Provided data:
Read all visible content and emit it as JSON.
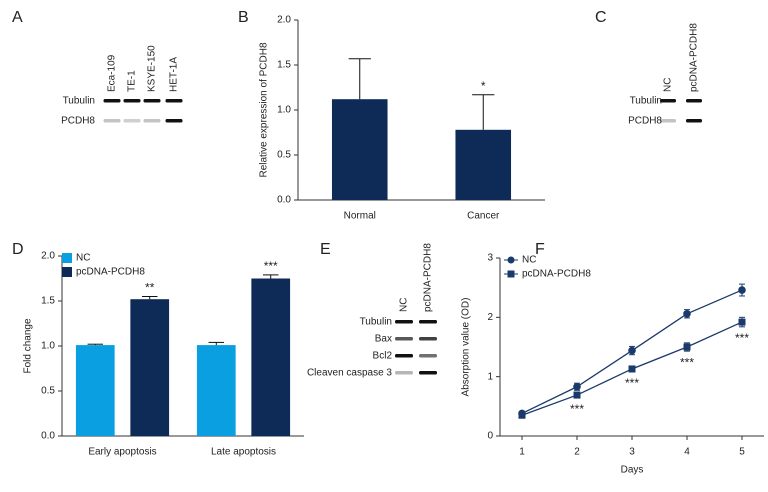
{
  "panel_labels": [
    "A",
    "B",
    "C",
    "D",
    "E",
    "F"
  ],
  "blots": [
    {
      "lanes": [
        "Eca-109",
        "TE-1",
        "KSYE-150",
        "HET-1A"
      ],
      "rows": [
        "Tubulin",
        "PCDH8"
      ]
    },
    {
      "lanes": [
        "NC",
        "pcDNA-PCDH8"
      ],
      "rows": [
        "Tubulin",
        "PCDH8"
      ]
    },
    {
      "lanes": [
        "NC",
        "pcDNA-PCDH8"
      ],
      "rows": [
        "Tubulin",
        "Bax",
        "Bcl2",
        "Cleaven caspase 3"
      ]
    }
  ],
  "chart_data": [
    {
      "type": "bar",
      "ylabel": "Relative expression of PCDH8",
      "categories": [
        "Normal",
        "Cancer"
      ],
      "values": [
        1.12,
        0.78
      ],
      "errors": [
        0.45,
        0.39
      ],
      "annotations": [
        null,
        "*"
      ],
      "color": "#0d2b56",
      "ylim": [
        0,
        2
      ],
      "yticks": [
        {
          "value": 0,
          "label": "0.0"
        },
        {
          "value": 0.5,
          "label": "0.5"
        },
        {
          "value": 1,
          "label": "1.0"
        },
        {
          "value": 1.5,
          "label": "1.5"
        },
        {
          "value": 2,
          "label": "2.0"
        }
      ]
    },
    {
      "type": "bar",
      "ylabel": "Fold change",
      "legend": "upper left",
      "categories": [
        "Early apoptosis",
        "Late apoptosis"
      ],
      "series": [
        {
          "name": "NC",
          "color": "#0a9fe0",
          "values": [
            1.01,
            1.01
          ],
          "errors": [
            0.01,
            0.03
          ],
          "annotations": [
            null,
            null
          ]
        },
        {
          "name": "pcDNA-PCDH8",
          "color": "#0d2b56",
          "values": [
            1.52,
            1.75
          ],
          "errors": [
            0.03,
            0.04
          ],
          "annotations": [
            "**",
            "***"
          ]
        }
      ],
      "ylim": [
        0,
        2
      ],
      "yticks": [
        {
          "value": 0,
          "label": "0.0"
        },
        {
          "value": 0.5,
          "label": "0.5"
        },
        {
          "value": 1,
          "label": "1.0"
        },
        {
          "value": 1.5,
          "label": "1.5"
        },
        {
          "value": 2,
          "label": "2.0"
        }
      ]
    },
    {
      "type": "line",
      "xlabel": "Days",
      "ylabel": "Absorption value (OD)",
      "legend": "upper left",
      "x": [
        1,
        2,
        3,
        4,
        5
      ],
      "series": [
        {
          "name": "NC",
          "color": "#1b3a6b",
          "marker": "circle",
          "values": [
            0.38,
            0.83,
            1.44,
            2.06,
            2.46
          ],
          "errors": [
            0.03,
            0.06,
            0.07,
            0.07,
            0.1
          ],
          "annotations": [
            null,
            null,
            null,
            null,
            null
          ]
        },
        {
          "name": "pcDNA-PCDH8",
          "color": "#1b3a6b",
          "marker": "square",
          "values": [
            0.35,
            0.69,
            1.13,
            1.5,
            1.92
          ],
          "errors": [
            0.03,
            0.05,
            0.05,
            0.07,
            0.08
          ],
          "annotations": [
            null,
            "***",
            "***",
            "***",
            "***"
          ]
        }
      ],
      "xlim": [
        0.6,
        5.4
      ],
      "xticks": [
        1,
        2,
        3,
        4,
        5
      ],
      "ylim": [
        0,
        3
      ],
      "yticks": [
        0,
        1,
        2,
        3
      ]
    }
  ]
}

Requirement: All the lines above are to be given again exactly as they read, with the pictures removed.

Result for this task:
Read all visible content and emit it as JSON.
{
  "panel_labels": [
    "A",
    "B",
    "C",
    "D",
    "E",
    "F"
  ],
  "blots": [
    {
      "lanes": [
        "Eca-109",
        "TE-1",
        "KSYE-150",
        "HET-1A"
      ],
      "rows": [
        "Tubulin",
        "PCDH8"
      ]
    },
    {
      "lanes": [
        "NC",
        "pcDNA-PCDH8"
      ],
      "rows": [
        "Tubulin",
        "PCDH8"
      ]
    },
    {
      "lanes": [
        "NC",
        "pcDNA-PCDH8"
      ],
      "rows": [
        "Tubulin",
        "Bax",
        "Bcl2",
        "Cleaven caspase 3"
      ]
    }
  ],
  "chart_data": [
    {
      "type": "bar",
      "ylabel": "Relative expression of PCDH8",
      "categories": [
        "Normal",
        "Cancer"
      ],
      "values": [
        1.12,
        0.78
      ],
      "errors": [
        0.45,
        0.39
      ],
      "annotations": [
        null,
        "*"
      ],
      "color": "#0d2b56",
      "ylim": [
        0,
        2
      ],
      "yticks": [
        {
          "value": 0,
          "label": "0.0"
        },
        {
          "value": 0.5,
          "label": "0.5"
        },
        {
          "value": 1,
          "label": "1.0"
        },
        {
          "value": 1.5,
          "label": "1.5"
        },
        {
          "value": 2,
          "label": "2.0"
        }
      ]
    },
    {
      "type": "bar",
      "ylabel": "Fold change",
      "legend": "upper left",
      "categories": [
        "Early apoptosis",
        "Late apoptosis"
      ],
      "series": [
        {
          "name": "NC",
          "color": "#0a9fe0",
          "values": [
            1.01,
            1.01
          ],
          "errors": [
            0.01,
            0.03
          ],
          "annotations": [
            null,
            null
          ]
        },
        {
          "name": "pcDNA-PCDH8",
          "color": "#0d2b56",
          "values": [
            1.52,
            1.75
          ],
          "errors": [
            0.03,
            0.04
          ],
          "annotations": [
            "**",
            "***"
          ]
        }
      ],
      "ylim": [
        0,
        2
      ],
      "yticks": [
        {
          "value": 0,
          "label": "0.0"
        },
        {
          "value": 0.5,
          "label": "0.5"
        },
        {
          "value": 1,
          "label": "1.0"
        },
        {
          "value": 1.5,
          "label": "1.5"
        },
        {
          "value": 2,
          "label": "2.0"
        }
      ]
    },
    {
      "type": "line",
      "xlabel": "Days",
      "ylabel": "Absorption value (OD)",
      "legend": "upper left",
      "x": [
        1,
        2,
        3,
        4,
        5
      ],
      "series": [
        {
          "name": "NC",
          "color": "#1b3a6b",
          "marker": "circle",
          "values": [
            0.38,
            0.83,
            1.44,
            2.06,
            2.46
          ],
          "errors": [
            0.03,
            0.06,
            0.07,
            0.07,
            0.1
          ],
          "annotations": [
            null,
            null,
            null,
            null,
            null
          ]
        },
        {
          "name": "pcDNA-PCDH8",
          "color": "#1b3a6b",
          "marker": "square",
          "values": [
            0.35,
            0.69,
            1.13,
            1.5,
            1.92
          ],
          "errors": [
            0.03,
            0.05,
            0.05,
            0.07,
            0.08
          ],
          "annotations": [
            null,
            "***",
            "***",
            "***",
            "***"
          ]
        }
      ],
      "xlim": [
        0.6,
        5.4
      ],
      "xticks": [
        1,
        2,
        3,
        4,
        5
      ],
      "ylim": [
        0,
        3
      ],
      "yticks": [
        0,
        1,
        2,
        3
      ]
    }
  ]
}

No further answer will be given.